**AVAILABLE RECORDS**.
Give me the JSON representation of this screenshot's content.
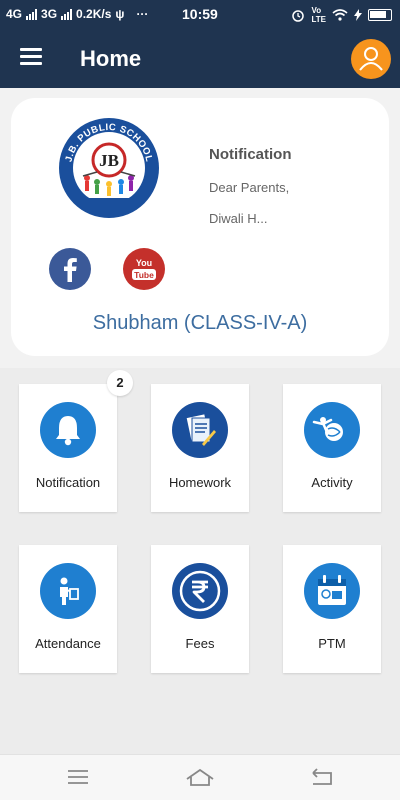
{
  "status_bar": {
    "network1": "4G",
    "network2": "3G",
    "speed": "0.2K/s",
    "dots": "···",
    "time": "10:59",
    "volte": "Vo",
    "lte": "LTE"
  },
  "app_bar": {
    "title": "Home",
    "menu_icon": "hamburger-menu-icon",
    "profile_icon": "user-icon",
    "profile_color": "#f7941d"
  },
  "profile_card": {
    "school_logo_text": "J.B. PUBLIC SCHOOL",
    "school_logo_monogram": "JB",
    "facebook_icon": "facebook-icon",
    "youtube_label_1": "You",
    "youtube_label_2": "Tube",
    "notification": {
      "title": "Notification",
      "line1": "Dear Parents,",
      "line2": "Diwali H..."
    },
    "student_name": "Shubham (CLASS-IV-A)"
  },
  "tiles": [
    {
      "label": "Notification",
      "icon": "bell-icon",
      "badge": "2"
    },
    {
      "label": "Homework",
      "icon": "homework-icon"
    },
    {
      "label": "Activity",
      "icon": "activity-icon"
    },
    {
      "label": "Attendance",
      "icon": "attendance-icon"
    },
    {
      "label": "Fees",
      "icon": "rupee-icon"
    },
    {
      "label": "PTM",
      "icon": "calendar-icon"
    }
  ],
  "colors": {
    "header": "#1f3450",
    "accent_blue": "#1f7fd0",
    "name_text": "#3d6da0",
    "background": "#ececec"
  }
}
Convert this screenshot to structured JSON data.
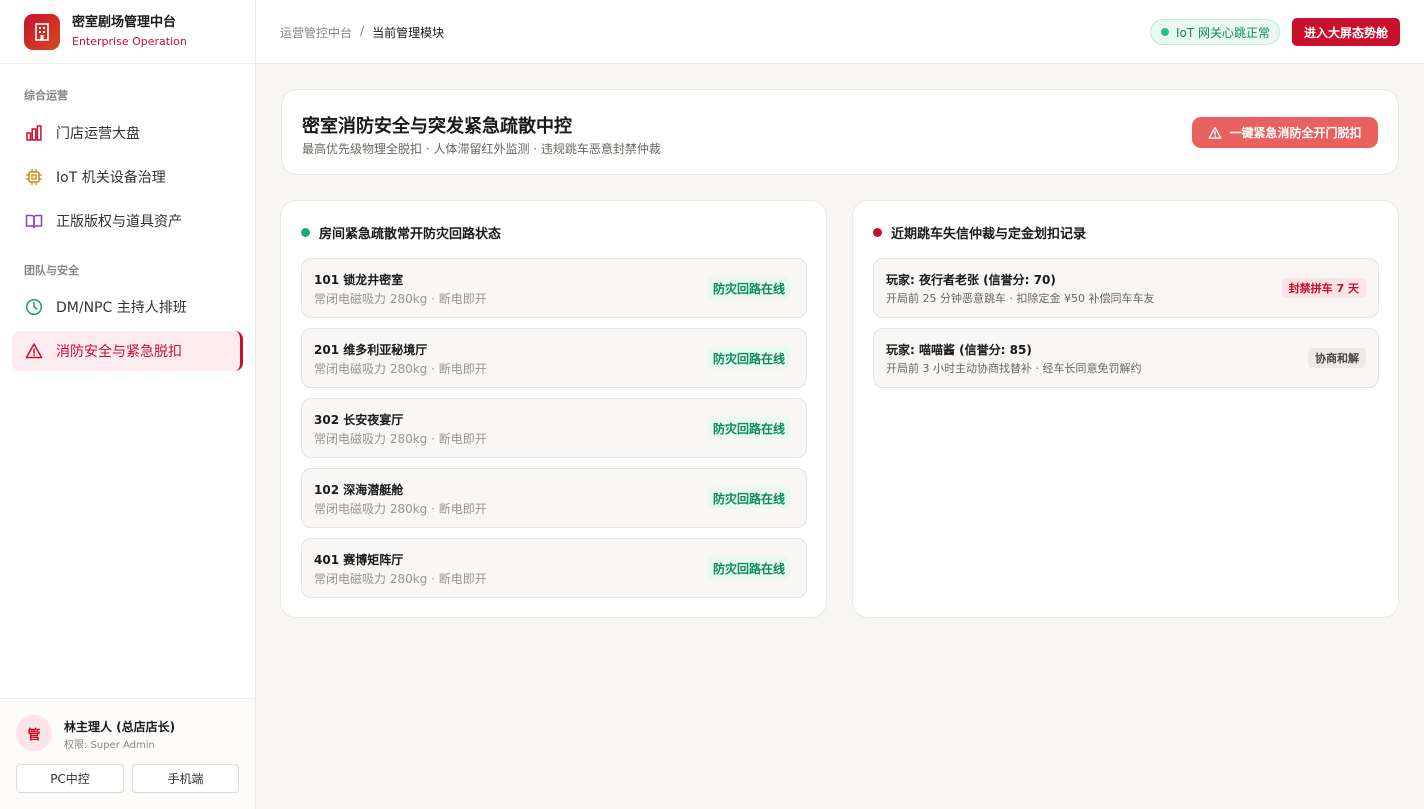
{
  "brand": {
    "title": "密室剧场管理中台",
    "subtitle": "Enterprise Operation"
  },
  "sidebar": {
    "sections": [
      {
        "label": "综合运营"
      },
      {
        "label": "团队与安全"
      }
    ],
    "items": [
      {
        "label": "门店运营大盘",
        "icon": "bar-chart-icon"
      },
      {
        "label": "IoT 机关设备治理",
        "icon": "chip-icon"
      },
      {
        "label": "正版版权与道具资产",
        "icon": "book-icon"
      },
      {
        "label": "DM/NPC 主持人排班",
        "icon": "clock-icon"
      },
      {
        "label": "消防安全与紧急脱扣",
        "icon": "warning-icon",
        "active": true
      }
    ]
  },
  "user": {
    "avatar_text": "管",
    "name": "林主理人 (总店店长)",
    "role": "权限: Super Admin",
    "buttons": [
      "PC中控",
      "手机端"
    ]
  },
  "header": {
    "breadcrumb": [
      "运营管控中台",
      "当前管理模块"
    ],
    "breadcrumb_sep": "/",
    "status": "IoT 网关心跳正常",
    "big_screen_button": "进入大屏态势舱"
  },
  "page": {
    "title": "密室消防安全与突发紧急疏散中控",
    "subtitle": "最高优先级物理全脱扣 · 人体滞留红外监测 · 违规跳车恶意封禁仲裁",
    "emergency_button": "一键紧急消防全开门脱扣"
  },
  "rooms_panel": {
    "title": "房间紧急疏散常开防灾回路状态",
    "dot_color": "#1aab74",
    "rooms": [
      {
        "name": "101 锁龙井密室",
        "desc": "常闭电磁吸力 280kg · 断电即开",
        "status": "防灾回路在线"
      },
      {
        "name": "201 维多利亚秘境厅",
        "desc": "常闭电磁吸力 280kg · 断电即开",
        "status": "防灾回路在线"
      },
      {
        "name": "302 长安夜宴厅",
        "desc": "常闭电磁吸力 280kg · 断电即开",
        "status": "防灾回路在线"
      },
      {
        "name": "102 深海潜艇舱",
        "desc": "常闭电磁吸力 280kg · 断电即开",
        "status": "防灾回路在线"
      },
      {
        "name": "401 赛博矩阵厅",
        "desc": "常闭电磁吸力 280kg · 断电即开",
        "status": "防灾回路在线"
      }
    ]
  },
  "records_panel": {
    "title": "近期跳车失信仲裁与定金划扣记录",
    "dot_color": "#c8102e",
    "records": [
      {
        "title": "玩家: 夜行者老张 (信誉分: 70)",
        "desc": "开局前 25 分钟恶意跳车 · 扣除定金 ¥50 补偿同车车友",
        "badge": "封禁拼车 7 天",
        "badge_type": "danger"
      },
      {
        "title": "玩家: 喵喵酱 (信誉分: 85)",
        "desc": "开局前 3 小时主动协商找替补 · 经车长同意免罚解约",
        "badge": "协商和解",
        "badge_type": "neutral"
      }
    ]
  }
}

**GIVEN TASK**.
Above are the records. Copy every line in them holding "JSON".

**OUTPUT FOR THIS TASK**.
Give me the JSON representation of this screenshot's content.
Convert this screenshot to structured JSON data.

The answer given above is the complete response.